--- BEGIN ---

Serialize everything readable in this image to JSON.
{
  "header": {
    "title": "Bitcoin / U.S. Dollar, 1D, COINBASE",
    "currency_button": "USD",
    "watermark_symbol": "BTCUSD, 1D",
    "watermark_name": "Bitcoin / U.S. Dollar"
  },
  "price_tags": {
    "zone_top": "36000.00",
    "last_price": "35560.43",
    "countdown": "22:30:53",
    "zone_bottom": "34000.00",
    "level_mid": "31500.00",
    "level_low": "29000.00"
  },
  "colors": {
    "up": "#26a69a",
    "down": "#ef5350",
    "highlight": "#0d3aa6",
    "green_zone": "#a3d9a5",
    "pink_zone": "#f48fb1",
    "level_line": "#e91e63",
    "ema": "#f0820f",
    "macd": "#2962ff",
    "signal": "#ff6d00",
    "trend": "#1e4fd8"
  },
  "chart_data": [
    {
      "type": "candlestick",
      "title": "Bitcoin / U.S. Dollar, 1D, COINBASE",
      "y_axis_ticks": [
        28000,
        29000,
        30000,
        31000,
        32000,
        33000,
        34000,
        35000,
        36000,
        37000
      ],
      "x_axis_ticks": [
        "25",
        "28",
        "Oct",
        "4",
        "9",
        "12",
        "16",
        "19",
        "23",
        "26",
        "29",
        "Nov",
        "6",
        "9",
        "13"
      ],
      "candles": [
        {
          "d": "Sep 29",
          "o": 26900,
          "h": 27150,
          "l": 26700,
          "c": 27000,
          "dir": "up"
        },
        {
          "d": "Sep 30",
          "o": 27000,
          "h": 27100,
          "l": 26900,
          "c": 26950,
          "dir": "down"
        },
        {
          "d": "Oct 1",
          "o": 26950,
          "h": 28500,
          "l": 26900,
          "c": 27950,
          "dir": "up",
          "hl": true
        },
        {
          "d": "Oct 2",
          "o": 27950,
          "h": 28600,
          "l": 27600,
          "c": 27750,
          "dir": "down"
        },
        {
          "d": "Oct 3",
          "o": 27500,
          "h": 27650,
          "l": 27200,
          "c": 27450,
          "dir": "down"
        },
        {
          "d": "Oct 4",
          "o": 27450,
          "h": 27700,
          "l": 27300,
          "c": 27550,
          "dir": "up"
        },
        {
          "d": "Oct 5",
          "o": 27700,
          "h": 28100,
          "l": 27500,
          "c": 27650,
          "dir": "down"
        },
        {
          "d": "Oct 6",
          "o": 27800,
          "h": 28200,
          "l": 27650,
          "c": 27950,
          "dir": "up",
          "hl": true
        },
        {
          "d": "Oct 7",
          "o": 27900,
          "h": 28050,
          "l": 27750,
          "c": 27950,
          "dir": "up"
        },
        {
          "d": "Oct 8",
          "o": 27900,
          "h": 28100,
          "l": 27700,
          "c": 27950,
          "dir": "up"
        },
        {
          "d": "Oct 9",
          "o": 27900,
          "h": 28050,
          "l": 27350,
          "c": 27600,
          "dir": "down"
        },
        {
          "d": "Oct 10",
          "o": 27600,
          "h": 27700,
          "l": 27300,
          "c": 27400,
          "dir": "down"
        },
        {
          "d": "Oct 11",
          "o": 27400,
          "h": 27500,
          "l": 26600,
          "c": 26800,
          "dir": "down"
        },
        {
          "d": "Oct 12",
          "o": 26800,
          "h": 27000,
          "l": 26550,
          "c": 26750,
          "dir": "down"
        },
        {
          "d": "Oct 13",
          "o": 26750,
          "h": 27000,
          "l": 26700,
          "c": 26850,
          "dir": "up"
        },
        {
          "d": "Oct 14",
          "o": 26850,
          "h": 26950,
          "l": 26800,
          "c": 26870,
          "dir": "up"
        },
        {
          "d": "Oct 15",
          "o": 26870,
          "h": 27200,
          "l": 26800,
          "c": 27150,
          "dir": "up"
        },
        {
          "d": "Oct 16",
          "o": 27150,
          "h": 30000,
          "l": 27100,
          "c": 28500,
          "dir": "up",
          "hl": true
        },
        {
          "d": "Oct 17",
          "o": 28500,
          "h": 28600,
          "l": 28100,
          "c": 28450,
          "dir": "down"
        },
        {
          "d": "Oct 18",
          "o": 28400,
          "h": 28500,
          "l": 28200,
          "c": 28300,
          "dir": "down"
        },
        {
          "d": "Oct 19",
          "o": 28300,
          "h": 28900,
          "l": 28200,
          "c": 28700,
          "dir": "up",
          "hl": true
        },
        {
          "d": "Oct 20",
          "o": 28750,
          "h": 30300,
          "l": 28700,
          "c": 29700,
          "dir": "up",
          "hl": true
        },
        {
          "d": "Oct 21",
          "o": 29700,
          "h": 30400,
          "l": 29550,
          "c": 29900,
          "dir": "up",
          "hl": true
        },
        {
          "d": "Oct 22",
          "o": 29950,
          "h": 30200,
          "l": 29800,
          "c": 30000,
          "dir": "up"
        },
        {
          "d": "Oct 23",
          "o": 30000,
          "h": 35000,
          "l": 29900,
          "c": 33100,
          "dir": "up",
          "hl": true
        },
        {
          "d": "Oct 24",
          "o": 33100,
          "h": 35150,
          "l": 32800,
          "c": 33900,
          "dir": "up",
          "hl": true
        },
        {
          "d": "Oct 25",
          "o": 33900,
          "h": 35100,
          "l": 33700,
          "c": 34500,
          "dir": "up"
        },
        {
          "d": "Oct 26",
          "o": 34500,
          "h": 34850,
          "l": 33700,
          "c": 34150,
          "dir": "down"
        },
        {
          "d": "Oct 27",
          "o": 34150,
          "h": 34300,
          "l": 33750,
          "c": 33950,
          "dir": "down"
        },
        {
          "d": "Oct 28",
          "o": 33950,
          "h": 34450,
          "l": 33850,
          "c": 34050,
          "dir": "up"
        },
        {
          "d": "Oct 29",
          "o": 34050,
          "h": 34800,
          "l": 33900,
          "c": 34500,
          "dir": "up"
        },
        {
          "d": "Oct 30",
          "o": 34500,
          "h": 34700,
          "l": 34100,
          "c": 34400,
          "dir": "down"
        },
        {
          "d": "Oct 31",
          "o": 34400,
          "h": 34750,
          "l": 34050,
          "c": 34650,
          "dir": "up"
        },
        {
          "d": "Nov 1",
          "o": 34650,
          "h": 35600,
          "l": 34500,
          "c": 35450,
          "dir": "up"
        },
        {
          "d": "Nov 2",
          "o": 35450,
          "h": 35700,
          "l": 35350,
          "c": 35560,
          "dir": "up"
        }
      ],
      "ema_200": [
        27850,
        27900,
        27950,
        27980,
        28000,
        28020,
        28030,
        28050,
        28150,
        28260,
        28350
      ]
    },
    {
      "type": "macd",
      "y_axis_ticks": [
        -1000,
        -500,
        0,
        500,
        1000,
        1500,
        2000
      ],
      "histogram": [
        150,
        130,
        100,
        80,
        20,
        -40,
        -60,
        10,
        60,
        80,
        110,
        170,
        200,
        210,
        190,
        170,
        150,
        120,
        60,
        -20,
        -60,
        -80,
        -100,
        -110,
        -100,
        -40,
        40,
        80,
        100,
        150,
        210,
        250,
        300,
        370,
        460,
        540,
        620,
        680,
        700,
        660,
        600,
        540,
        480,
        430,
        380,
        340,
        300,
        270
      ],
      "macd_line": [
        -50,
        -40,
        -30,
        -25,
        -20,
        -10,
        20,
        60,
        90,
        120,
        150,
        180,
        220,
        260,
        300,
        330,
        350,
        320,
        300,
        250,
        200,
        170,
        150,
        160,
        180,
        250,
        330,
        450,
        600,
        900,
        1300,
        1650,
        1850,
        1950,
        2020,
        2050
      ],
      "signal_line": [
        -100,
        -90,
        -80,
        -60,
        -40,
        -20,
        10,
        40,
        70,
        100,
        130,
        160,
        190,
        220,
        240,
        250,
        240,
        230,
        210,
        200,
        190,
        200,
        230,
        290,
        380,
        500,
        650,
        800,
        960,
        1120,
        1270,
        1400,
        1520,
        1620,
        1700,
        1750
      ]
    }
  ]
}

--- END ---

§ **WHAT THE TASK ASKS**
Gather each line in the entries above where the string "Dollar" is found.

§ **OUTPUT OF THE EXERCISE**
    "title": "Bitcoin / U.S. Dollar, 1D, COINBASE",
    "watermark_name": "Bitcoin / U.S. Dollar"
      "title": "Bitcoin / U.S. Dollar, 1D, COINBASE",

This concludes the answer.